> [What needs to be done]:
Give only one thing: the number of lines that include the word "trial".

───── Supplied material

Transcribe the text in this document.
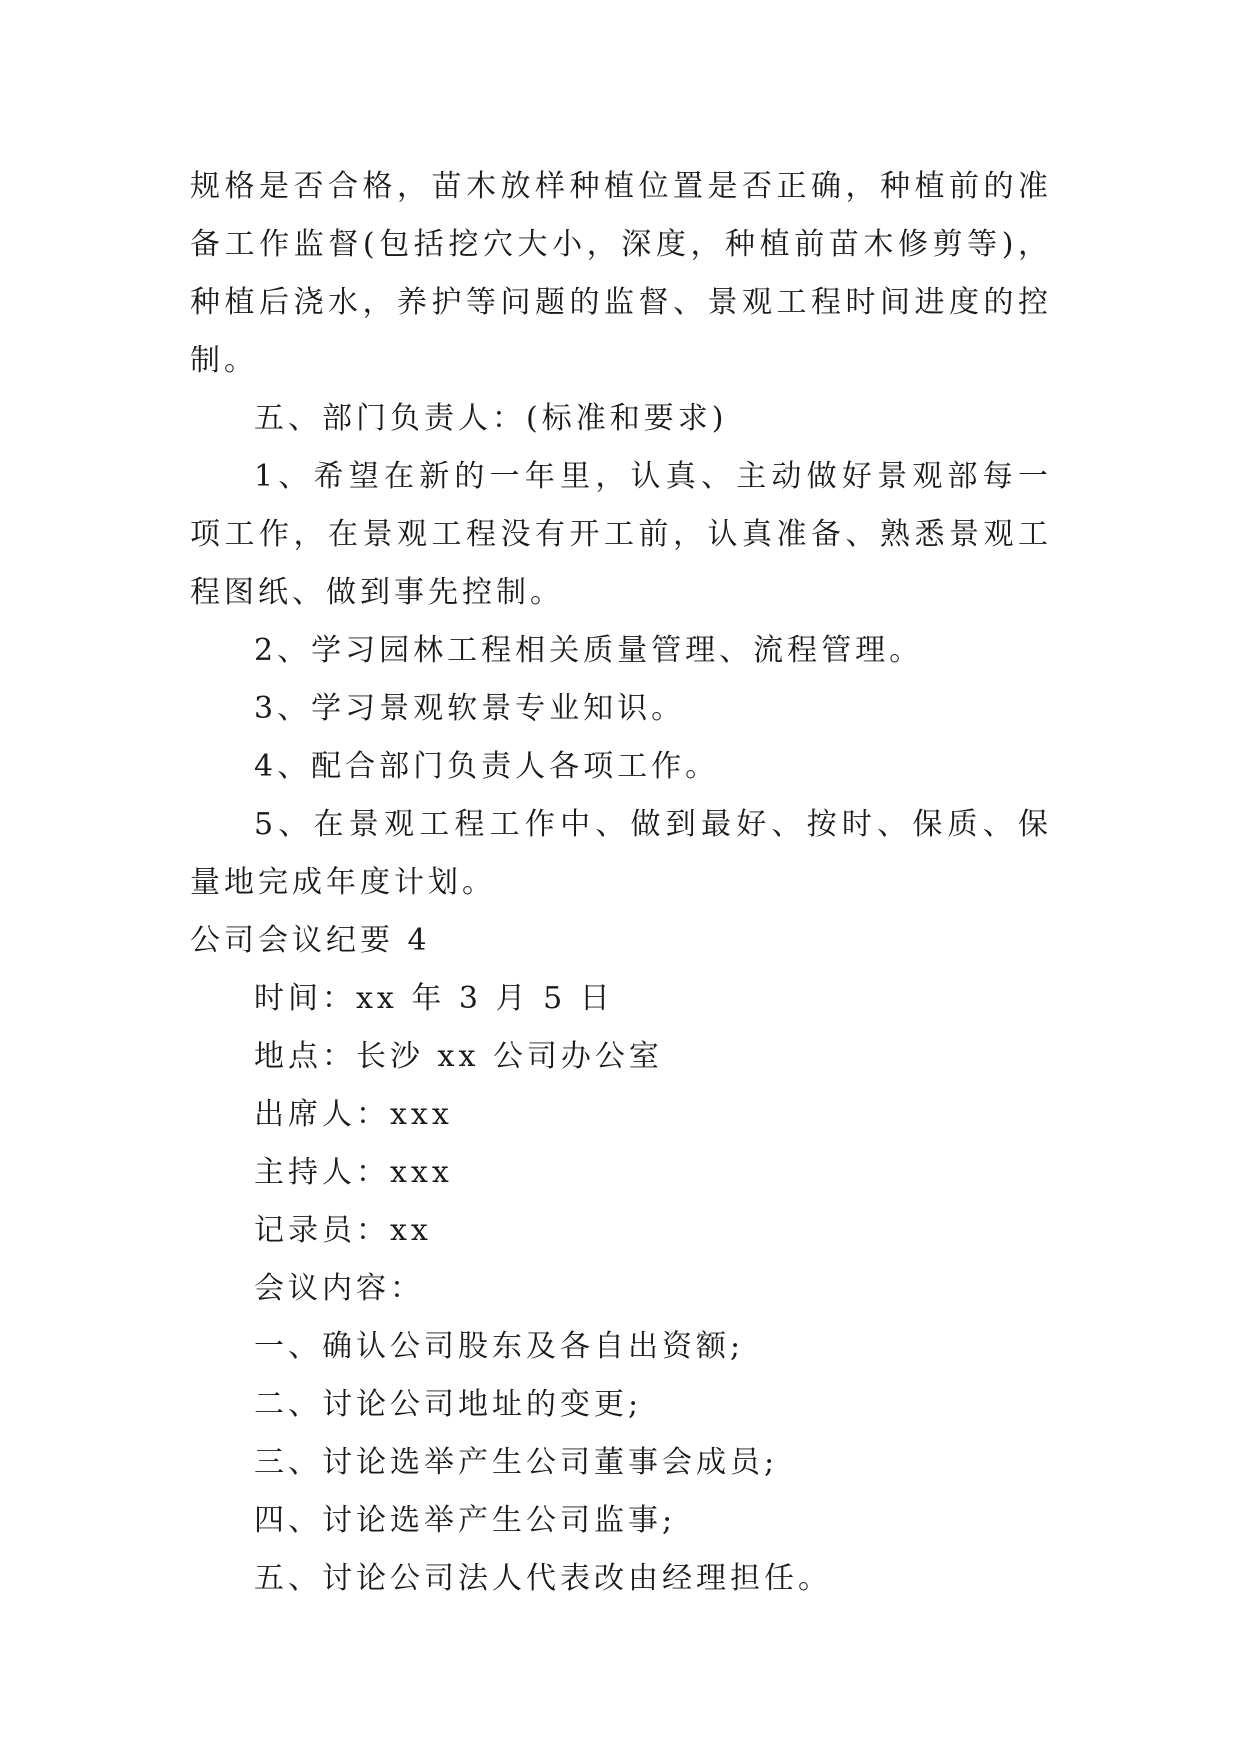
规格是否合格，苗木放样种植位置是否正确，种植前的准备工作监督(包括挖穴大小，深度，种植前苗木修剪等)，种植后浇水，养护等问题的监督、景观工程时间进度的控制。

五、部门负责人：(标准和要求)

1、希望在新的一年里，认真、主动做好景观部每一项工作，在景观工程没有开工前，认真准备、熟悉景观工程图纸、做到事先控制。

2、学习园林工程相关质量管理、流程管理。

3、学习景观软景专业知识。

4、配合部门负责人各项工作。

5、在景观工程工作中、做到最好、按时、保质、保量地完成年度计划。

公司会议纪要 4

时间：xx 年 3 月 5 日

地点：长沙 xx 公司办公室

出席人：xxx

主持人：xxx

记录员：xx

会议内容：

一、确认公司股东及各自出资额;

二、讨论公司地址的变更;

三、讨论选举产生公司董事会成员;

四、讨论选举产生公司监事;

五、讨论公司法人代表改由经理担任。
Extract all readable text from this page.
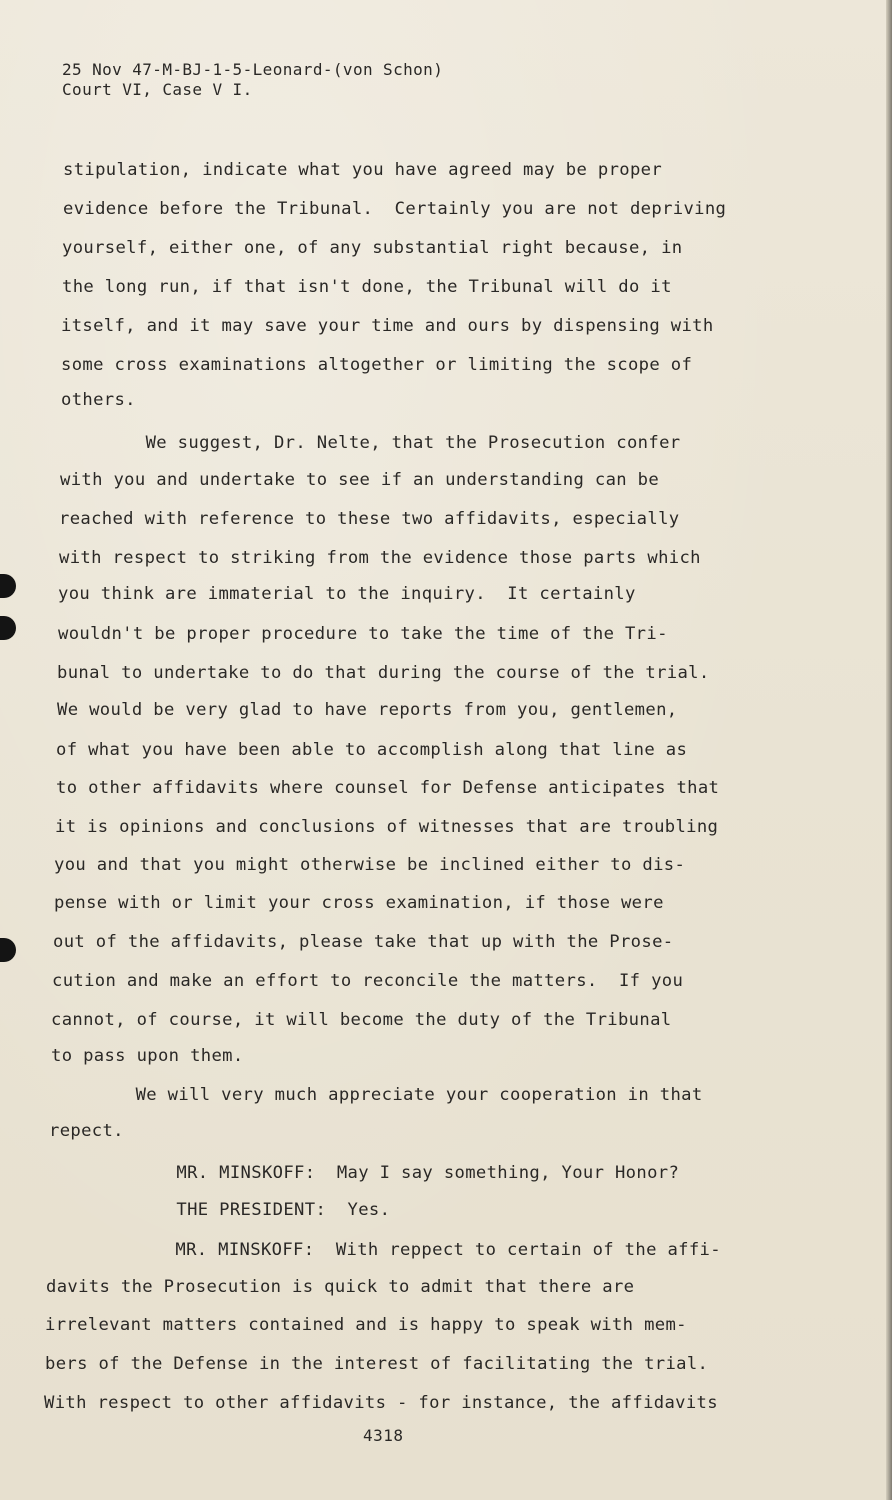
25 Nov 47-M-BJ-1-5-Leonard-(von Schon)
Court VI, Case V I.
stipulation, indicate what you have agreed may be proper
evidence before the Tribunal.  Certainly you are not depriving
yourself, either one, of any substantial right because, in
the long run, if that isn't done, the Tribunal will do it
itself, and it may save your time and ours by dispensing with
some cross examinations altogether or limiting the scope of
others.
We suggest, Dr. Nelte, that the Prosecution confer
with you and undertake to see if an understanding can be
reached with reference to these two affidavits, especially
with respect to striking from the evidence those parts which
you think are immaterial to the inquiry.  It certainly
wouldn't be proper procedure to take the time of the Tri-
bunal to undertake to do that during the course of the trial.
We would be very glad to have reports from you, gentlemen,
of what you have been able to accomplish along that line as
to other affidavits where counsel for Defense anticipates that
it is opinions and conclusions of witnesses that are troubling
you and that you might otherwise be inclined either to dis-
pense with or limit your cross examination, if those were
out of the affidavits, please take that up with the Prose-
cution and make an effort to reconcile the matters.  If you
cannot, of course, it will become the duty of the Tribunal
to pass upon them.
We will very much appreciate your cooperation in that
repect.
MR. MINSKOFF:  May I say something, Your Honor?
THE PRESIDENT:  Yes.
MR. MINSKOFF:  With reppect to certain of the affi-
davits the Prosecution is quick to admit that there are
irrelevant matters contained and is happy to speak with mem-
bers of the Defense in the interest of facilitating the trial.
With respect to other affidavits - for instance, the affidavits
4318
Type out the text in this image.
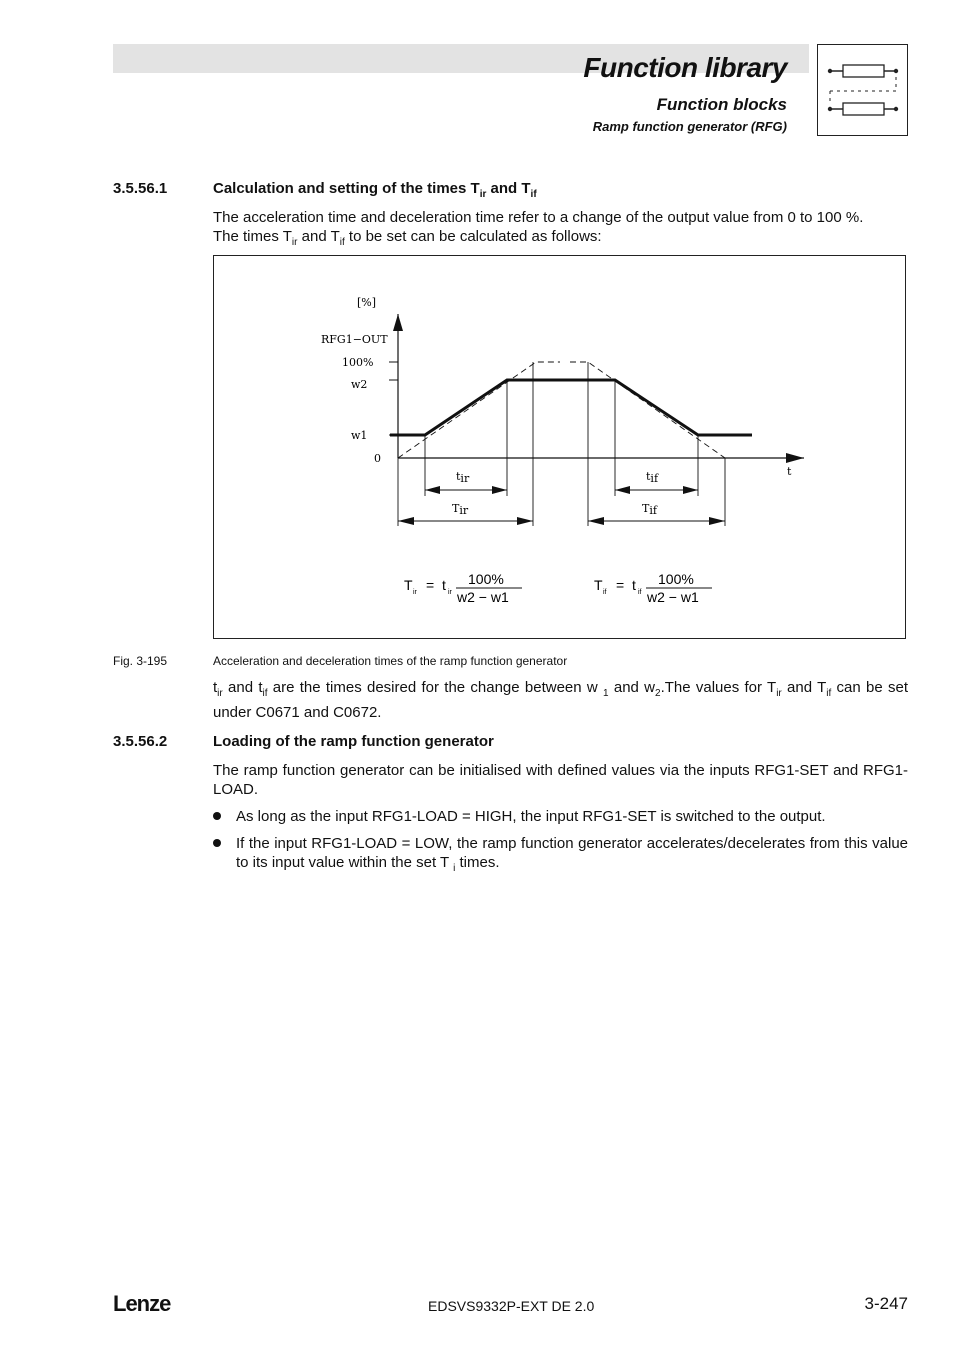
Function library
Function blocks
Ramp function generator (RFG)
3.5.56.1	Calculation and setting of the times $T_{ir}$ and $T_{if}$
The acceleration time and deceleration time refer to a change of the output value from 0 to 100 %.
The times $T_{ir}$ and $T_{if}$ to be set can be calculated as follows:
[%]
RFG1−OUT
100%
w2
w1
0
t
tir	tif
Tir	Tif
T ir = t ir
100%
w2 − w1
T if = t if
100%
w2 − w1
Fig. 3-195	Acceleration and deceleration times of the ramp function generator
$t_{ir}$ and $t_{if}$ are the times desired for the change between w $_1$ and $w_2.The$ values for $T_{ir}$ and $T_{if}$ can be set under C0671 and C0672.
3.5.56.2	Loading of the ramp function generator
The ramp function generator can be initialised with defined values via the inputs RFG1-SET and RFG1-LOAD.
As long as the input RFG1-LOAD = HIGH, the input RFG1-SET is switched to the output.
If the input RFG1-LOAD = LOW, the ramp function generator accelerates/decelerates from this value to its input value within the set T $_i$ times.
Lenze	EDSVS9332P-EXT DE 2.0	3-247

──────────

> [Task output]:
2